Work required —
Write out all the entries word for word and omit any pictures.

Exercise material —
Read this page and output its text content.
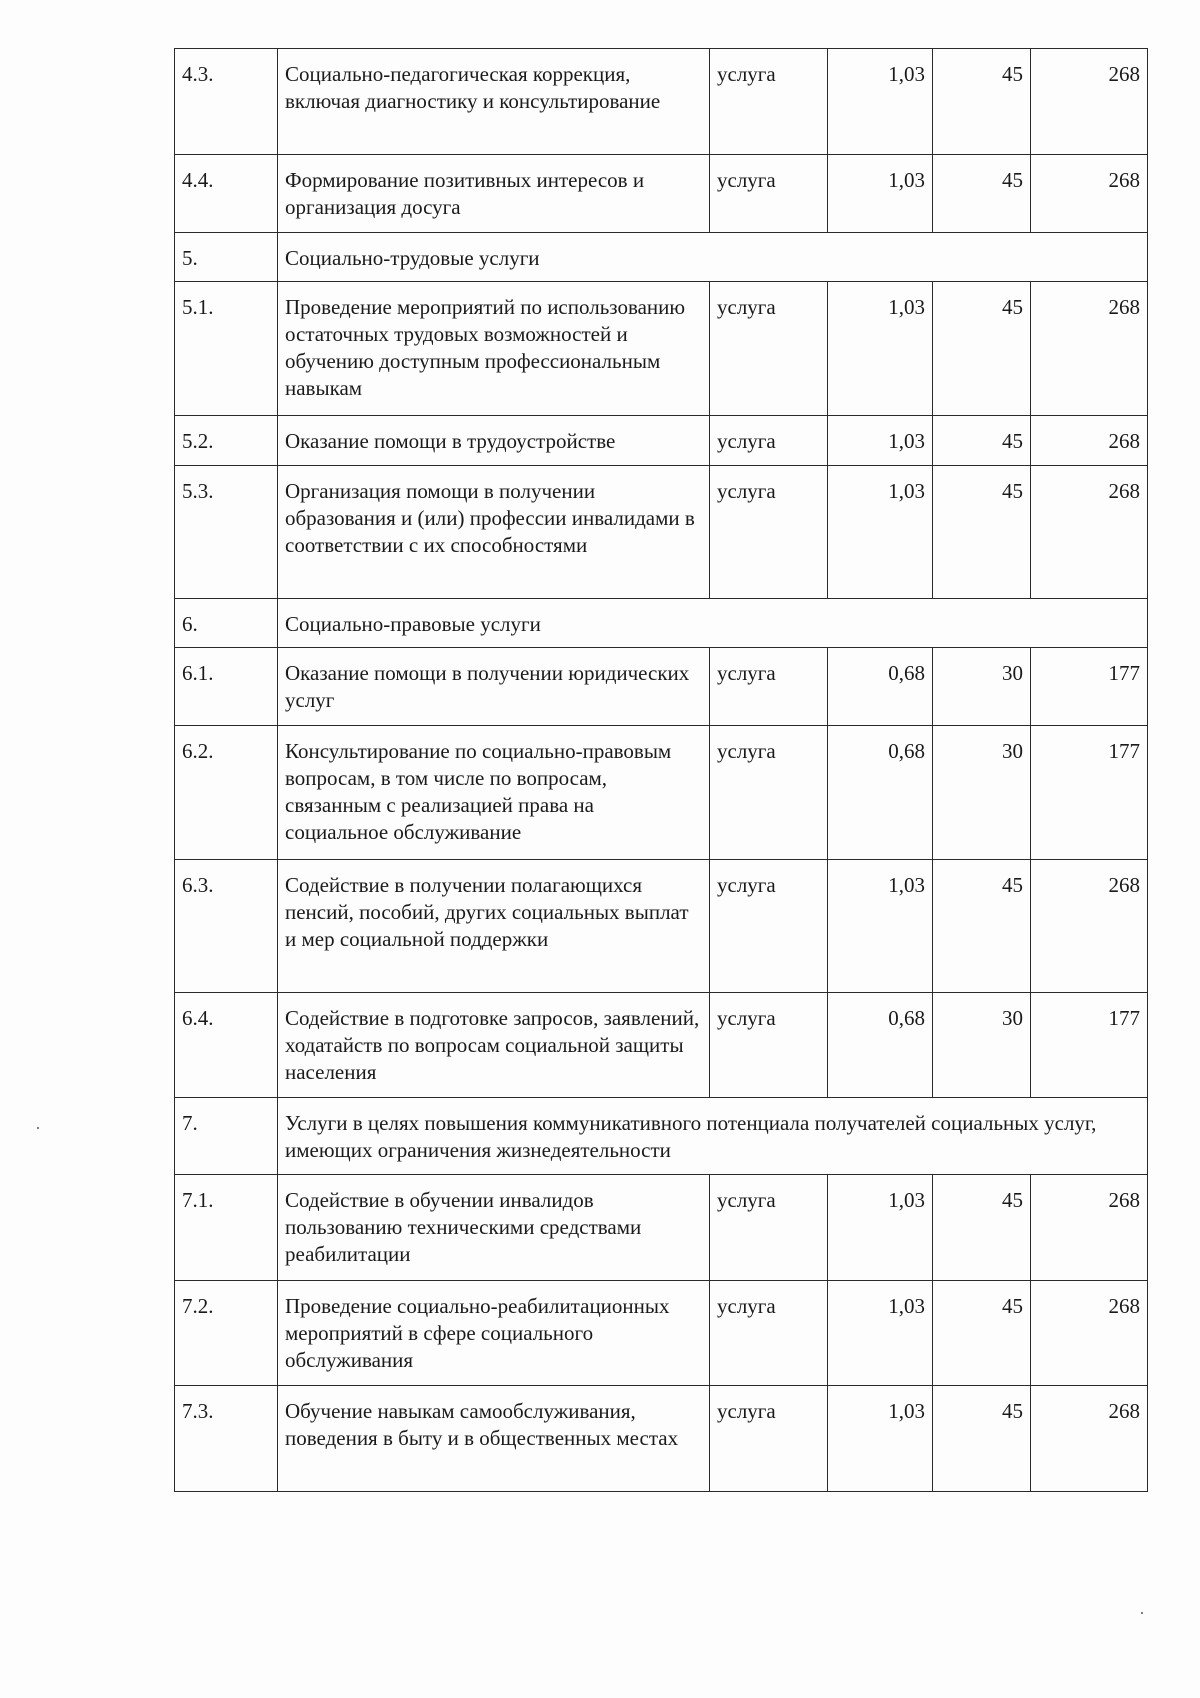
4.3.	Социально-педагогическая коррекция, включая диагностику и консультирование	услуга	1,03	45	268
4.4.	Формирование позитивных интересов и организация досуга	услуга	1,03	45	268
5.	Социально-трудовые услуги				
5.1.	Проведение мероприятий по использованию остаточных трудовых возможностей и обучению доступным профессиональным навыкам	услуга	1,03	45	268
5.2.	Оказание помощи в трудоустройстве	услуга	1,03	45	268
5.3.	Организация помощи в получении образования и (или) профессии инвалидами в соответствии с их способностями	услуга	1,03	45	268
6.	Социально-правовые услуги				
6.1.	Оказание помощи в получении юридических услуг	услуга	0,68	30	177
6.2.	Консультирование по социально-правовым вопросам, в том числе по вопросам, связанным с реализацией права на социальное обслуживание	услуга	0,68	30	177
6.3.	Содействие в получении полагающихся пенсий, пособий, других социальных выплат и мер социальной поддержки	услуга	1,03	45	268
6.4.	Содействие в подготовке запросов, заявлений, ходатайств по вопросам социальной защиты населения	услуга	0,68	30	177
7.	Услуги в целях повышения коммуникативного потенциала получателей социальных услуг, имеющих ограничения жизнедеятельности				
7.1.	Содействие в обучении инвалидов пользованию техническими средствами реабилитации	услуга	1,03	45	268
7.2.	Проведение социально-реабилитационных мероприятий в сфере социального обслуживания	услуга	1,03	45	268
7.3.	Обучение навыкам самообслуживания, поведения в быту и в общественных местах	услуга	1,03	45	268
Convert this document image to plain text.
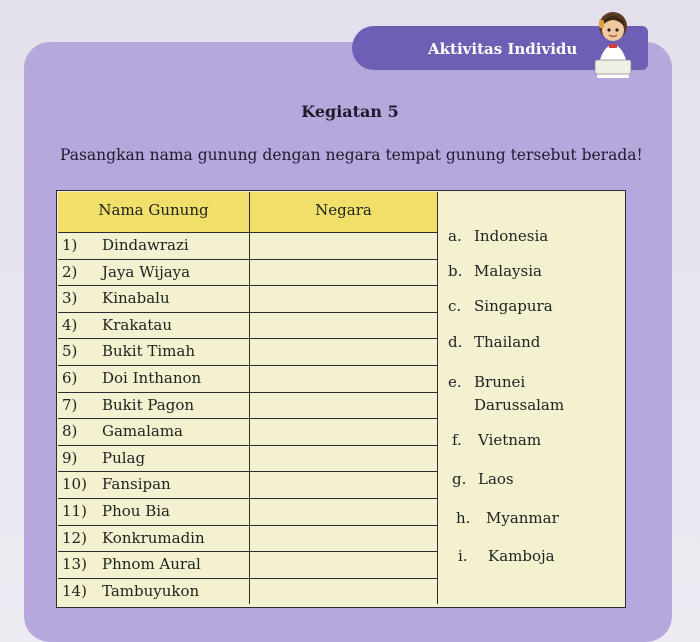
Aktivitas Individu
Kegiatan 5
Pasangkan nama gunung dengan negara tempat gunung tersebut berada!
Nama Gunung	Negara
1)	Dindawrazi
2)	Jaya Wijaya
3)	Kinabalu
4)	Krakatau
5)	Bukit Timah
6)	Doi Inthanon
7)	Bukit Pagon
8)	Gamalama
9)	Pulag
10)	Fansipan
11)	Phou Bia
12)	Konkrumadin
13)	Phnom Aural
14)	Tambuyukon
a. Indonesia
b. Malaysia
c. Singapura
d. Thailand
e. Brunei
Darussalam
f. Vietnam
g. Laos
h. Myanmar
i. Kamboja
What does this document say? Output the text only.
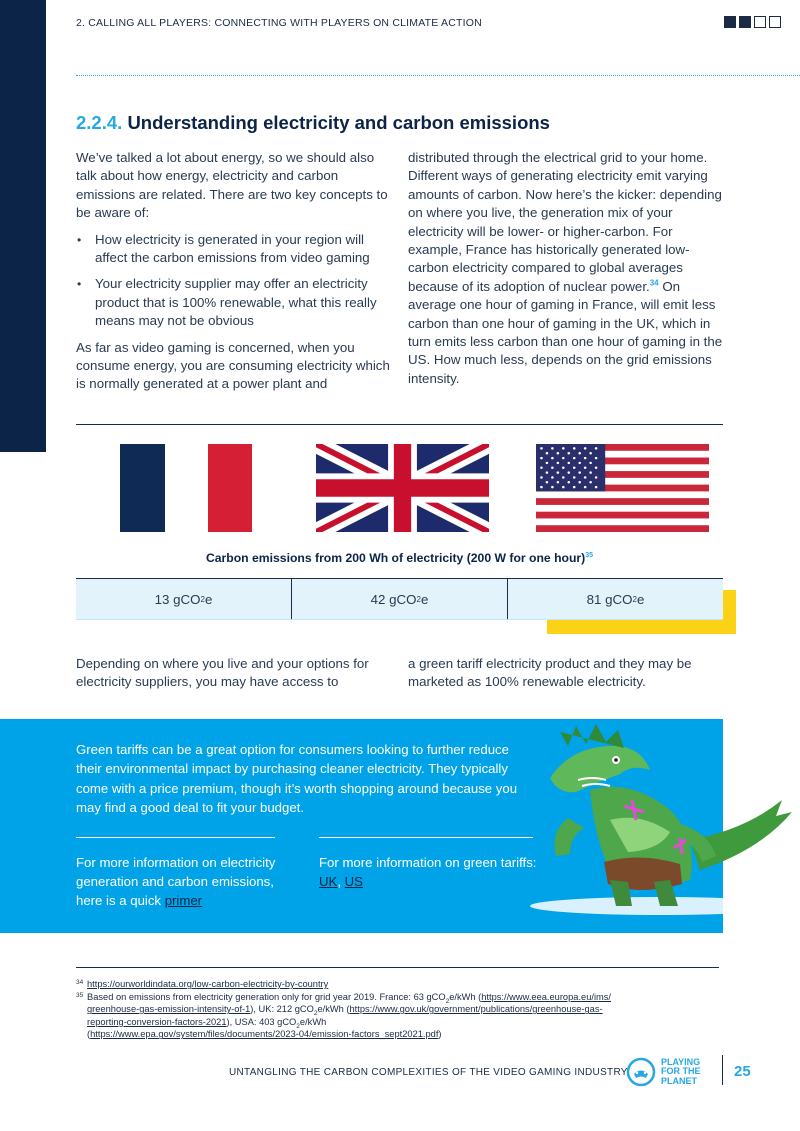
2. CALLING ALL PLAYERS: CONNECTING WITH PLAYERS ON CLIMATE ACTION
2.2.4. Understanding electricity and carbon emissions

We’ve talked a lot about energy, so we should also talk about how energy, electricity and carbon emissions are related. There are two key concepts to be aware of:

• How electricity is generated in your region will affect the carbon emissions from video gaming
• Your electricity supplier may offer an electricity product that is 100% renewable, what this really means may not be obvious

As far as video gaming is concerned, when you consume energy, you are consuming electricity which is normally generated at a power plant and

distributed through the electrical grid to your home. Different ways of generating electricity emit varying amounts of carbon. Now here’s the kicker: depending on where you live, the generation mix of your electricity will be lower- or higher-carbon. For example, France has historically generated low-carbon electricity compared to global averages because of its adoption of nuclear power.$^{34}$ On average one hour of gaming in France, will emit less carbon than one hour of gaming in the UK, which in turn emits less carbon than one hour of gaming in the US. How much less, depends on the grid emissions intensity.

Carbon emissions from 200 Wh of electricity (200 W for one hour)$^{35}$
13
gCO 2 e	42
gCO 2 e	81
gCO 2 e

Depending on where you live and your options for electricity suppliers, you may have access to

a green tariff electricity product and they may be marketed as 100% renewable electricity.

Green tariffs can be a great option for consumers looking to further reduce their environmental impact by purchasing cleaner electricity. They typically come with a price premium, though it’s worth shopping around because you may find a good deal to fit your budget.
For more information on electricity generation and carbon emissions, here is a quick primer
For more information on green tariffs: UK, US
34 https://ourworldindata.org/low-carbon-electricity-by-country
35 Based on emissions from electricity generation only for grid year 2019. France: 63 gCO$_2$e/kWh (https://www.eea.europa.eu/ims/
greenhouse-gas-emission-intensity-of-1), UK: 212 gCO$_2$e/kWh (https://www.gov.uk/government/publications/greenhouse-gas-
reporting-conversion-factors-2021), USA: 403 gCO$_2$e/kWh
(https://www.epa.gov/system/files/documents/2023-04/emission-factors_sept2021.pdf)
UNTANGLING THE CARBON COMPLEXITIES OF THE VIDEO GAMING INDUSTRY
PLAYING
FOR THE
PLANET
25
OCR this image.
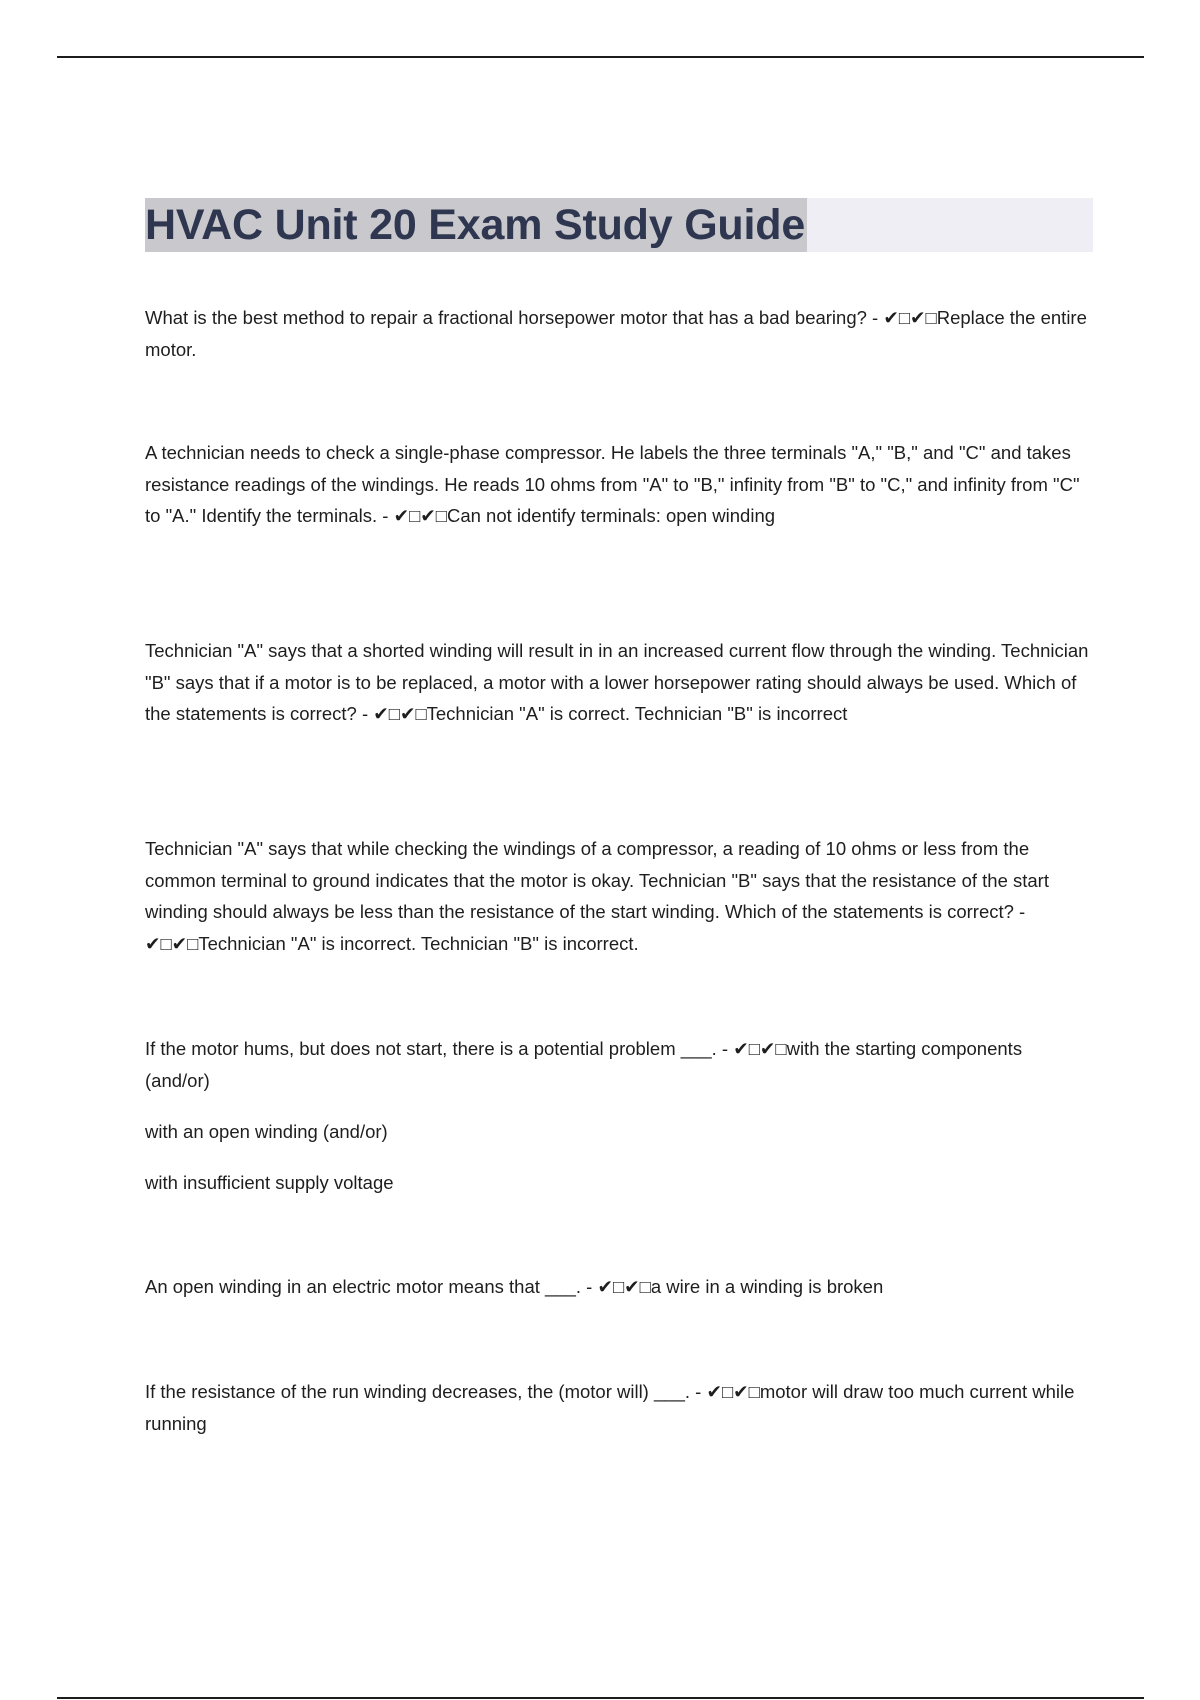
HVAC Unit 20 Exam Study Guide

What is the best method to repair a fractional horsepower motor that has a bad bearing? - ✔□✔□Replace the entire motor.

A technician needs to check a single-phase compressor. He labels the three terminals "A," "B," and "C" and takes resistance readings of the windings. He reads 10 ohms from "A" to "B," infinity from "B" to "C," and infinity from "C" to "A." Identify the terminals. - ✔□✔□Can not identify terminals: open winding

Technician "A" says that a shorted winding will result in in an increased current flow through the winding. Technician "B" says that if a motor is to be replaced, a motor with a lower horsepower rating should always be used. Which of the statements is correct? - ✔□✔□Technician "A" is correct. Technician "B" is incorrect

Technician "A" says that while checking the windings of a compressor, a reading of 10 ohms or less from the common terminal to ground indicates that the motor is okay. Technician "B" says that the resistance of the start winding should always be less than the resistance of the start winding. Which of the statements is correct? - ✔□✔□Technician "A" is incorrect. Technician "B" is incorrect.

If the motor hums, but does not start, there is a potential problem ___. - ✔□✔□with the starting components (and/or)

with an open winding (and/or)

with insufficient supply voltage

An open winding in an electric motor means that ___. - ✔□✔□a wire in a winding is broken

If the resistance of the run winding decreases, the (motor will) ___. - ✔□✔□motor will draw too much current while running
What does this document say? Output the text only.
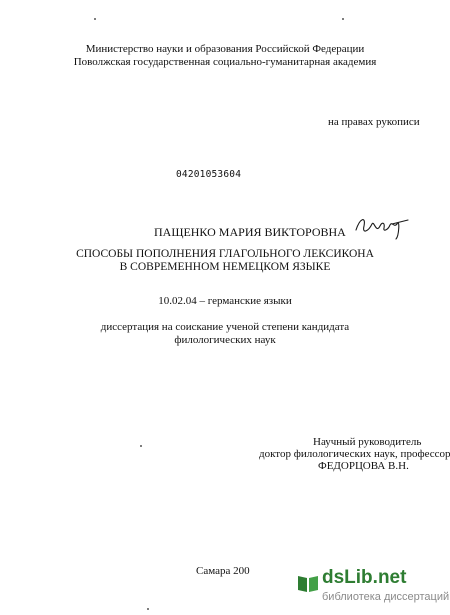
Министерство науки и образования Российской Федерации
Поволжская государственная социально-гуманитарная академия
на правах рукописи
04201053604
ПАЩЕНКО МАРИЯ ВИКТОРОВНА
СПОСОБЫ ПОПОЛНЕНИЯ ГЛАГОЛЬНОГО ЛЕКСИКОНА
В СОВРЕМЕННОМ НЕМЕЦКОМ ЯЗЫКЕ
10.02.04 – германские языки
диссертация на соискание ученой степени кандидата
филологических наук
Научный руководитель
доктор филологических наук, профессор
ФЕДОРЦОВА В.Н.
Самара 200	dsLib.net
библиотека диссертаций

Task output —
Read this page and output its text content.
4.3.	Социально-педагогическая коррекция, включая диагностику и консультирование	услуга	1,03	45	268
4.4.	Формирование позитивных интересов и организация досуга	услуга	1,03	45	268
5.	Социально-трудовые услуги				
5.1.	Проведение мероприятий по использованию остаточных трудовых возможностей и обучению доступным профессиональным навыкам	услуга	1,03	45	268
5.2.	Оказание помощи в трудоустройстве	услуга	1,03	45	268
5.3.	Организация помощи в получении образования и (или) профессии инвалидами в соответствии с их способностями	услуга	1,03	45	268
6.	Социально-правовые услуги				
6.1.	Оказание помощи в получении юридических услуг	услуга	0,68	30	177
6.2.	Консультирование по социально-правовым вопросам, в том числе по вопросам, связанным с реализацией права на социальное обслуживание	услуга	0,68	30	177
6.3.	Содействие в получении полагающихся пенсий, пособий, других социальных выплат и мер социальной поддержки	услуга	1,03	45	268
6.4.	Содействие в подготовке запросов, заявлений, ходатайств по вопросам социальной защиты населения	услуга	0,68	30	177
7.	Услуги в целях повышения коммуникативного потенциала получателей социальных услуг, имеющих ограничения жизнедеятельности				
7.1.	Содействие в обучении инвалидов пользованию техническими средствами реабилитации	услуга	1,03	45	268
7.2.	Проведение социально-реабилитационных мероприятий в сфере социального обслуживания	услуга	1,03	45	268
7.3.	Обучение навыкам самообслуживания, поведения в быту и в общественных местах	услуга	1,03	45	268
Convert this document image to plain text.
Aktivitas Individu
Kegiatan 5
Pasangkan nama gunung dengan negara tempat gunung tersebut berada!
Nama Gunung	Negara
1)	Dindawrazi
2)	Jaya Wijaya
3)	Kinabalu
4)	Krakatau
5)	Bukit Timah
6)	Doi Inthanon
7)	Bukit Pagon
8)	Gamalama
9)	Pulag
10)	Fansipan
11)	Phou Bia
12)	Konkrumadin
13)	Phnom Aural
14)	Tambuyukon
a. Indonesia
b. Malaysia
c. Singapura
d. Thailand
e. Brunei
Darussalam
f. Vietnam
g. Laos
h. Myanmar
i. Kamboja
What does this document say? Output the text only.
2. CALLING ALL PLAYERS: CONNECTING WITH PLAYERS ON CLIMATE ACTION
2.2.4. Understanding electricity and carbon emissions

We’ve talked a lot about energy, so we should also talk about how energy, electricity and carbon emissions are related. There are two key concepts to be aware of:

• How electricity is generated in your region will affect the carbon emissions from video gaming
• Your electricity supplier may offer an electricity product that is 100% renewable, what this really means may not be obvious

As far as video gaming is concerned, when you consume energy, you are consuming electricity which is normally generated at a power plant and

distributed through the electrical grid to your home. Different ways of generating electricity emit varying amounts of carbon. Now here’s the kicker: depending on where you live, the generation mix of your electricity will be lower- or higher-carbon. For example, France has historically generated low-carbon electricity compared to global averages because of its adoption of nuclear power.$^{34}$ On average one hour of gaming in France, will emit less carbon than one hour of gaming in the UK, which in turn emits less carbon than one hour of gaming in the US. How much less, depends on the grid emissions intensity.

Carbon emissions from 200 Wh of electricity (200 W for one hour)$^{35}$
13
gCO 2 e	42
gCO 2 e	81
gCO 2 e

Depending on where you live and your options for electricity suppliers, you may have access to

a green tariff electricity product and they may be marketed as 100% renewable electricity.

Green tariffs can be a great option for consumers looking to further reduce their environmental impact by purchasing cleaner electricity. They typically come with a price premium, though it’s worth shopping around because you may find a good deal to fit your budget.
For more information on electricity generation and carbon emissions, here is a quick primer
For more information on green tariffs: UK, US
34 https://ourworldindata.org/low-carbon-electricity-by-country
35 Based on emissions from electricity generation only for grid year 2019. France: 63 gCO$_2$e/kWh (https://www.eea.europa.eu/ims/
greenhouse-gas-emission-intensity-of-1), UK: 212 gCO$_2$e/kWh (https://www.gov.uk/government/publications/greenhouse-gas-
reporting-conversion-factors-2021), USA: 403 gCO$_2$e/kWh
(https://www.epa.gov/system/files/documents/2023-04/emission-factors_sept2021.pdf)
UNTANGLING THE CARBON COMPLEXITIES OF THE VIDEO GAMING INDUSTRY
PLAYING
FOR THE
PLANET
25
OCR this image.
HVAC Unit 20 Exam Study Guide

What is the best method to repair a fractional horsepower motor that has a bad bearing? - ✔□✔□Replace the entire motor.

A technician needs to check a single-phase compressor. He labels the three terminals "A," "B," and "C" and takes resistance readings of the windings. He reads 10 ohms from "A" to "B," infinity from "B" to "C," and infinity from "C" to "A." Identify the terminals. - ✔□✔□Can not identify terminals: open winding

Technician "A" says that a shorted winding will result in in an increased current flow through the winding. Technician "B" says that if a motor is to be replaced, a motor with a lower horsepower rating should always be used. Which of the statements is correct? - ✔□✔□Technician "A" is correct. Technician "B" is incorrect

Technician "A" says that while checking the windings of a compressor, a reading of 10 ohms or less from the common terminal to ground indicates that the motor is okay. Technician "B" says that the resistance of the start winding should always be less than the resistance of the start winding. Which of the statements is correct? - ✔□✔□Technician "A" is incorrect. Technician "B" is incorrect.

If the motor hums, but does not start, there is a potential problem ___. - ✔□✔□with the starting components (and/or)

with an open winding (and/or)

with insufficient supply voltage

An open winding in an electric motor means that ___. - ✔□✔□a wire in a winding is broken

If the resistance of the run winding decreases, the (motor will) ___. - ✔□✔□motor will draw too much current while running
What does this document say? Output the text only.
Министерство науки и образования Российской Федерации
Поволжская государственная социально-гуманитарная академия
на правах рукописи
04201053604
ПАЩЕНКО МАРИЯ ВИКТОРОВНА
СПОСОБЫ ПОПОЛНЕНИЯ ГЛАГОЛЬНОГО ЛЕКСИКОНА
В СОВРЕМЕННОМ НЕМЕЦКОМ ЯЗЫКЕ
10.02.04 – германские языки
диссертация на соискание ученой степени кандидата
филологических наук
Научный руководитель
доктор филологических наук, профессор
ФЕДОРЦОВА В.Н.
Самара 200	dsLib.net
библиотека диссертаций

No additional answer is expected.